Layout coordinate data

#####

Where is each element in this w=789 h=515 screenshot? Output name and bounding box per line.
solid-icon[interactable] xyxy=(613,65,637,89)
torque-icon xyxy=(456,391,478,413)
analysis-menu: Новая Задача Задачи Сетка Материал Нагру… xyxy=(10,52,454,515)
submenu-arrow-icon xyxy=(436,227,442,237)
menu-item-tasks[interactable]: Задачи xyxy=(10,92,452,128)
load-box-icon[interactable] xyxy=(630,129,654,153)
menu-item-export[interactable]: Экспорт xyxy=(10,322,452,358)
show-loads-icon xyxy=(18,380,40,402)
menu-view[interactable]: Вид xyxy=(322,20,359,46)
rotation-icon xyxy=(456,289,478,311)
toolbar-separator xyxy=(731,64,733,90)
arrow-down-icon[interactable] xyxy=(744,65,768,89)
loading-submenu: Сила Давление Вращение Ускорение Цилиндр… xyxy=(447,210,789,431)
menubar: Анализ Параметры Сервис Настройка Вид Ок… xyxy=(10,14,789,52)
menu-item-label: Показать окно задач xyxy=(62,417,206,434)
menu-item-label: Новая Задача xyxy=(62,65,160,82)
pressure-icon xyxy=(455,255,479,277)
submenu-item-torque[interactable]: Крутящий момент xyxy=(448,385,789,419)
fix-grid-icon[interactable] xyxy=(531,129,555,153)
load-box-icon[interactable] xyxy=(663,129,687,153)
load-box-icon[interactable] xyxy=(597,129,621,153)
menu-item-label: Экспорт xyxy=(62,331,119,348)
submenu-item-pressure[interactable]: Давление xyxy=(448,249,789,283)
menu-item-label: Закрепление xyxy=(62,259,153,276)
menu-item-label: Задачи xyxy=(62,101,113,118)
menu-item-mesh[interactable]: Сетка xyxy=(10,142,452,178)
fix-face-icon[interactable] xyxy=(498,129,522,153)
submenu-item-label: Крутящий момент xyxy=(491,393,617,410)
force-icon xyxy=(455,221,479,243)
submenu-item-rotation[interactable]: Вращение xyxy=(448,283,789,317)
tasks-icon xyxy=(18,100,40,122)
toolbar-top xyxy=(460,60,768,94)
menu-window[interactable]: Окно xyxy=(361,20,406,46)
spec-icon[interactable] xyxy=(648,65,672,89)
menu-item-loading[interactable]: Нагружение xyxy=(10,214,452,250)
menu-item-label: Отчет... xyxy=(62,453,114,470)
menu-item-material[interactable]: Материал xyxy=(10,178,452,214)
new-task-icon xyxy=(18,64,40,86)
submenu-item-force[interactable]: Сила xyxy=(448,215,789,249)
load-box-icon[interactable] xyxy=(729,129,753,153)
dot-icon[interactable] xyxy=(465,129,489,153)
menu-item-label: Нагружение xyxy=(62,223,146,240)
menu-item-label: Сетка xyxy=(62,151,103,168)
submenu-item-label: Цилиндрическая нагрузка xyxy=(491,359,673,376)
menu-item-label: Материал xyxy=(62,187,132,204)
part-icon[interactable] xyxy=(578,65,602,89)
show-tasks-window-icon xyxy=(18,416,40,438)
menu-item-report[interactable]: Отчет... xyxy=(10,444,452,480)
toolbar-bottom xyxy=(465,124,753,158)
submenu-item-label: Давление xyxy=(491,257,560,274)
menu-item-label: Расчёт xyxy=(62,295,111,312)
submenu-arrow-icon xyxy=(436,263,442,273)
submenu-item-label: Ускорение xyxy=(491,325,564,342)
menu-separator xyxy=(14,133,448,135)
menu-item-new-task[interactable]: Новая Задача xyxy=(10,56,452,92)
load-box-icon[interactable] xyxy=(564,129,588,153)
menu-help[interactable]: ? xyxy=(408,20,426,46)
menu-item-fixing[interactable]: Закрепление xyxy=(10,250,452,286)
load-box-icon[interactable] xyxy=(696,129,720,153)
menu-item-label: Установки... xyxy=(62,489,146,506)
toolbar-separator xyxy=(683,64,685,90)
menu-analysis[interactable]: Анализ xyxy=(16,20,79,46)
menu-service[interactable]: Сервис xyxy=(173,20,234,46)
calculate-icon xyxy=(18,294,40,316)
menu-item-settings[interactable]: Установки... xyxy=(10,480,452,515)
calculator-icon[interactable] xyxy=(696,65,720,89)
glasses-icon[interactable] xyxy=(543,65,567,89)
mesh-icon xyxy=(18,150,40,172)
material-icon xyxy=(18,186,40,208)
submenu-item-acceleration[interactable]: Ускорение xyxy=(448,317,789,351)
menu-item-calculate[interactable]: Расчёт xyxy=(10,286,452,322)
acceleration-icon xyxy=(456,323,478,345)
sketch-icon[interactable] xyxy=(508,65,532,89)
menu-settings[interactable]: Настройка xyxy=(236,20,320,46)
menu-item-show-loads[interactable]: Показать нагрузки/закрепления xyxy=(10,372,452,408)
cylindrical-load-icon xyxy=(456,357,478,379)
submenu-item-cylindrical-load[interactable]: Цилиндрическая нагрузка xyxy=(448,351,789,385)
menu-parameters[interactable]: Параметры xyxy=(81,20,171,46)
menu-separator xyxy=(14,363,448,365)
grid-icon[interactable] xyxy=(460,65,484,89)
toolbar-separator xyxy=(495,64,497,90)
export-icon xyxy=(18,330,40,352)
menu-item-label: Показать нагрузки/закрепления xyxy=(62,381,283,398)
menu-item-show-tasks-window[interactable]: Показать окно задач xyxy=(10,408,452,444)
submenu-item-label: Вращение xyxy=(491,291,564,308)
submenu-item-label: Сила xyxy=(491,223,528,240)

#####

_Work to do_
Lay out the records above as a JSON list of strings, with each line as its own string and blank lines omitted.

_The completed task_
[
  "Where is each element in this w=789 h=515 screenshot? Output name and bounding box per line.",
  "solid-icon[interactable] xyxy=(613,65,637,89)",
  "torque-icon xyxy=(456,391,478,413)",
  "analysis-menu: Новая Задача Задачи Сетка Материал Нагру… xyxy=(10,52,454,515)",
  "submenu-arrow-icon xyxy=(436,227,442,237)",
  "menu-item-tasks[interactable]: Задачи xyxy=(10,92,452,128)",
  "load-box-icon[interactable] xyxy=(630,129,654,153)",
  "menu-item-export[interactable]: Экспорт xyxy=(10,322,452,358)",
  "show-loads-icon xyxy=(18,380,40,402)",
  "menu-view[interactable]: Вид xyxy=(322,20,359,46)",
  "rotation-icon xyxy=(456,289,478,311)",
  "toolbar-separator xyxy=(731,64,733,90)",
  "arrow-down-icon[interactable] xyxy=(744,65,768,89)",
  "loading-submenu: Сила Давление Вращение Ускорение Цилиндр… xyxy=(447,210,789,431)",
  "menubar: Анализ Параметры Сервис Настройка Вид Ок… xyxy=(10,14,789,52)",
  "menu-item-label: Показать окно задач xyxy=(62,417,206,434)",
  "menu-item-label: Новая Задача xyxy=(62,65,160,82)",
  "pressure-icon xyxy=(455,255,479,277)",
  "submenu-item-torque[interactable]: Крутящий момент xyxy=(448,385,789,419)",
  "fix-grid-icon[interactable] xyxy=(531,129,555,153)",
  "load-box-icon[interactable] xyxy=(663,129,687,153)",
  "load-box-icon[interactable] xyxy=(597,129,621,153)",
  "menu-item-label: Экспорт xyxy=(62,331,119,348)",
  "submenu-item-pressure[interactable]: Давление xyxy=(448,249,789,283)",
  "menu-item-label: Закрепление xyxy=(62,259,153,276)",
  "menu-item-label: Задачи xyxy=(62,101,113,118)",
  "menu-item-mesh[interactable]: Сетка xyxy=(10,142,452,178)",
  "fix-face-icon[interactable] xyxy=(498,129,522,153)",
  "submenu-item-label: Крутящий момент xyxy=(491,393,617,410)",
  "force-icon xyxy=(455,221,479,243)",
  "submenu-item-rotation[interactable]: Вращение xyxy=(448,283,789,317)",
  "tasks-icon xyxy=(18,100,40,122)",
  "toolbar-top xyxy=(460,60,768,94)",
  "menu-window[interactable]: Окно xyxy=(361,20,406,46)",
  "spec-icon[interactable] xyxy=(648,65,672,89)",
  "menu-item-loading[interactable]: Нагружение xyxy=(10,214,452,250)",
  "menu-item-label: Отчет... xyxy=(62,453,114,470)",
  "menu-item-material[interactable]: Материал xyxy=(10,178,452,214)",
  "new-task-icon xyxy=(18,64,40,86)",
  "submenu-item-force[interactable]: Сила xyxy=(448,215,789,249)",
  "load-box-icon[interactable] xyxy=(729,129,753,153)",
  "dot-icon[interactable] xyxy=(465,129,489,153)",
  "menu-item-label: Нагружение xyxy=(62,223,146,240)",
  "menu-item-label: Сетка xyxy=(62,151,103,168)",
  "submenu-item-label: Цилиндрическая нагрузка xyxy=(491,359,673,376)",
  "menu-item-label: Материал xyxy=(62,187,132,204)",
  "part-icon[interactable] xyxy=(578,65,602,89)",
  "show-tasks-window-icon xyxy=(18,416,40,438)",
  "menu-item-report[interactable]: Отчет... xyxy=(10,444,452,480)",
  "toolbar-bottom xyxy=(465,124,753,158)",
  "submenu-item-label: Давление xyxy=(491,257,560,274)",
  "menu-item-label: Расчёт xyxy=(62,295,111,312)",
  "submenu-arrow-icon xyxy=(436,263,442,273)",
  "submenu-item-label: Ускорение xyxy=(491,325,564,342)",
  "menu-separator xyxy=(14,133,448,135)",
  "menu-item-new-task[interactable]: Новая Задача xyxy=(10,56,452,92)",
  "load-box-icon[interactable] xyxy=(564,129,588,153)",
  "menu-help[interactable]: ? xyxy=(408,20,426,46)",
  "menu-item-fixing[interactable]: Закрепление xyxy=(10,250,452,286)",
  "load-box-icon[interactable] xyxy=(696,129,720,153)",
  "menu-item-label: Установки... xyxy=(62,489,146,506)",
  "toolbar-separator xyxy=(683,64,685,90)",
  "menu-analysis[interactable]: Анализ xyxy=(16,20,79,46)",
  "menu-service[interactable]: Сервис xyxy=(173,20,234,46)",
  "calculate-icon xyxy=(18,294,40,316)",
  "menu-item-settings[interactable]: Установки... xyxy=(10,480,452,515)",
  "calculator-icon[interactable] xyxy=(696,65,720,89)",
  "glasses-icon[interactable] xyxy=(543,65,567,89)",
  "mesh-icon xyxy=(18,150,40,172)",
  "material-icon xyxy=(18,186,40,208)",
  "submenu-item-acceleration[interactable]: Ускорение xyxy=(448,317,789,351)",
  "menu-item-calculate[interactable]: Расчёт xyxy=(10,286,452,322)",
  "acceleration-icon xyxy=(456,323,478,345)",
  "sketch-icon[interactable] xyxy=(508,65,532,89)",
  "menu-settings[interactable]: Настройка xyxy=(236,20,320,46)",
  "menu-item-show-loads[interactable]: Показать нагрузки/закрепления xyxy=(10,372,452,408)",
  "cylindrical-load-icon xyxy=(456,357,478,379)",
  "submenu-item-cylindrical-load[interactable]: Цилиндрическая нагрузка xyxy=(448,351,789,385)",
  "menu-parameters[interactable]: Параметры xyxy=(81,20,171,46)",
  "menu-separator xyxy=(14,363,448,365)",
  "grid-icon[interactable] xyxy=(460,65,484,89)",
  "toolbar-separator xyxy=(495,64,497,90)",
  "export-icon xyxy=(18,330,40,352)",
  "menu-item-label: Показать нагрузки/закрепления xyxy=(62,381,283,398)",
  "menu-item-show-tasks-window[interactable]: Показать окно задач xyxy=(10,408,452,444)",
  "submenu-item-label: Вращение xyxy=(491,291,564,308)",
  "submenu-item-label: Сила xyxy=(491,223,528,240)"
]